Please revise the Beaver Basin Wilderness text below by rewriting the passage between "Pictured Rocks Beaver" and "3.5 miles deep.", inclusive, with "shoreline" changed to "coastline".

> [Text segment]:
»»
Exotic Michigan: Beaver Creek Wilderness

Pictured Rocks Beaver Basin

Beaver Basin Wilderness, photo by Michigan Nut Photography

The Pictured Rocks National Lakeshore says that the 11,740 acre Beaver Basin Wilderness was created in 2009 and:

…includes 13 miles of stunning Lake Superior shoreline from Spray Falls on the west to Sevenmile Creek on the east. The wilderness is some 3.5 miles deep.

The Beaver Basin Wilderness offers opportunities for quiet, solitude, wilderness recreation, and spiritual renewal. Individual and small group recreation is available along 8.4 miles of the North Country National Scenic Trail and 8.5 miles of connector trails as well as 6 backcountry campsites.

The area includes three beautifully clear lakes: Beaver Lake – 762 acres, Trappers Lake – 45 acres, Legion Lake – 35 acres and five cold water streams: Lowney Creek, Arsenault Creek, Sevenmile Creek, Little Beaver Creek, and Beaver Creek.

Click through for more including a map.
««
> [Provided material]:
»»
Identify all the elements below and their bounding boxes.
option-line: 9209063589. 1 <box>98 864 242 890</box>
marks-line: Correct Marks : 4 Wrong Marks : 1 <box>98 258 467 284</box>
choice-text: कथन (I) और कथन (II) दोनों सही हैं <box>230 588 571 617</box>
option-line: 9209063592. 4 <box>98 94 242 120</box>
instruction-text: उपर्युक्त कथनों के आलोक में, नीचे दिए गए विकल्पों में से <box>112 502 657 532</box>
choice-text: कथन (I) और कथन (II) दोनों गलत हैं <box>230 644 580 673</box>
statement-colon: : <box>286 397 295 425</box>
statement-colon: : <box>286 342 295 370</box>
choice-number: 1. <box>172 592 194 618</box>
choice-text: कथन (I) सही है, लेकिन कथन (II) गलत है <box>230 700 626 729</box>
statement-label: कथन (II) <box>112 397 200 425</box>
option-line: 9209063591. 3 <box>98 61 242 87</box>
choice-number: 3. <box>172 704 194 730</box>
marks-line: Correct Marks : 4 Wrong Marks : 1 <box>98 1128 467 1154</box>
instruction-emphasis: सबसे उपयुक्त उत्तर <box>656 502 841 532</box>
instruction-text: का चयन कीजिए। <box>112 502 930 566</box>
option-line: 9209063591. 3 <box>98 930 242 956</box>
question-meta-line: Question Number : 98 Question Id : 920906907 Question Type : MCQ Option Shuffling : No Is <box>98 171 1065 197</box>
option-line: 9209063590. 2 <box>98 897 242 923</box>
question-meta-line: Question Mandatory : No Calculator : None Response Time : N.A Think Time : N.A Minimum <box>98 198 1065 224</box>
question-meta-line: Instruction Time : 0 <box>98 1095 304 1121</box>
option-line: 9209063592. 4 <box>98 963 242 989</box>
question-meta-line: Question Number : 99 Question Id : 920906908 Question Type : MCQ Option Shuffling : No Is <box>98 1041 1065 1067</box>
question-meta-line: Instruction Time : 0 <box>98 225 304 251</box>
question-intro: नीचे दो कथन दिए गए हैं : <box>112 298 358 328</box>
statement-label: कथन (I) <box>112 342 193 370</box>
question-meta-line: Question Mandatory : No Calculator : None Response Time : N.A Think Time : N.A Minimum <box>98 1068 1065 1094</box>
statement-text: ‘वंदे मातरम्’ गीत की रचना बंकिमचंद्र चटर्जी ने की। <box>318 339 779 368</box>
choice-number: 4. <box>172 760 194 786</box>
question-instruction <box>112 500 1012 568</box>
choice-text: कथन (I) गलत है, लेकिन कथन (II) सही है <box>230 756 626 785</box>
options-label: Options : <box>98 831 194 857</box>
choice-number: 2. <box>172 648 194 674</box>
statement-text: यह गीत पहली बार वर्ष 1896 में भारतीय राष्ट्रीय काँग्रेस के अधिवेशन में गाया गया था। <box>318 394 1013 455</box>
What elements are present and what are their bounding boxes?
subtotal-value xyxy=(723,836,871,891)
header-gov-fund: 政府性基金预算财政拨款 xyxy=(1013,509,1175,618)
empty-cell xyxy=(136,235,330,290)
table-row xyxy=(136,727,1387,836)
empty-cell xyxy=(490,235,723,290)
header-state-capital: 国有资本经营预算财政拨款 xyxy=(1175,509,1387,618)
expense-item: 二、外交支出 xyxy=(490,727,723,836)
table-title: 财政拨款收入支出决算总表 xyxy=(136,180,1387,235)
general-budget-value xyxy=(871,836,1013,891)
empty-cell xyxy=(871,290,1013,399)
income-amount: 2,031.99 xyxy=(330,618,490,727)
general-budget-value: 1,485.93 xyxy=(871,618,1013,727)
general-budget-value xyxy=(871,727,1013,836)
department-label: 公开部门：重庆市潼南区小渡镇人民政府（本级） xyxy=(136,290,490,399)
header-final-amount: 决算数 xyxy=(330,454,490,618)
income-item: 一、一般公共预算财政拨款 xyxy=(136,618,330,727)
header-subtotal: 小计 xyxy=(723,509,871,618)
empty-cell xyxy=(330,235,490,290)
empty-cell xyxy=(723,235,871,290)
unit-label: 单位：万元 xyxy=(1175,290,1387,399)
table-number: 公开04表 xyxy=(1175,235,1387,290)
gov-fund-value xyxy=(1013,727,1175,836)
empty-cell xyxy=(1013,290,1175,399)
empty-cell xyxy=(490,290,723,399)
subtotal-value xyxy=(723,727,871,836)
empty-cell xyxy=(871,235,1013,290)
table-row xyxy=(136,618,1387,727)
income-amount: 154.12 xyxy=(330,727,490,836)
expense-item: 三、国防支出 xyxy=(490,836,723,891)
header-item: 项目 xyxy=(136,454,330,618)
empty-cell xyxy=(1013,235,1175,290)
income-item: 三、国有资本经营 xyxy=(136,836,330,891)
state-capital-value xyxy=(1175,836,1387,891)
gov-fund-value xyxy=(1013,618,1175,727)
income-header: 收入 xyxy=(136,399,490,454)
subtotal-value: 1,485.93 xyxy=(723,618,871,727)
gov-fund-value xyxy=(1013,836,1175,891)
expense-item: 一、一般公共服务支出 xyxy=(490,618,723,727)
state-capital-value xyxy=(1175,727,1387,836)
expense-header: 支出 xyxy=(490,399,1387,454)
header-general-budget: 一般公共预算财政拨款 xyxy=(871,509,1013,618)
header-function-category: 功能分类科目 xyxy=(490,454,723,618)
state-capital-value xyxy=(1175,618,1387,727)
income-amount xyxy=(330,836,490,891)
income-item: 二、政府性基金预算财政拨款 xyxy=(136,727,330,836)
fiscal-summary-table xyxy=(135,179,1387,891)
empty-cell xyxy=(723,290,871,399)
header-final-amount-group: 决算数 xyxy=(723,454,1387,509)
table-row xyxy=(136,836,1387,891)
««
> [Reply]:
Pictured Rocks Beaver Basin

Beaver Basin Wilderness, photo by Michigan Nut Photography

The Pictured Rocks National Lakeshore says that the 11,740 acre Beaver Basin Wilderness was created in 2009 and:

…includes 13 miles of stunning Lake Superior coastline from Spray Falls on the west to Sevenmile Creek on the east. The wilderness is some 3.5 miles deep.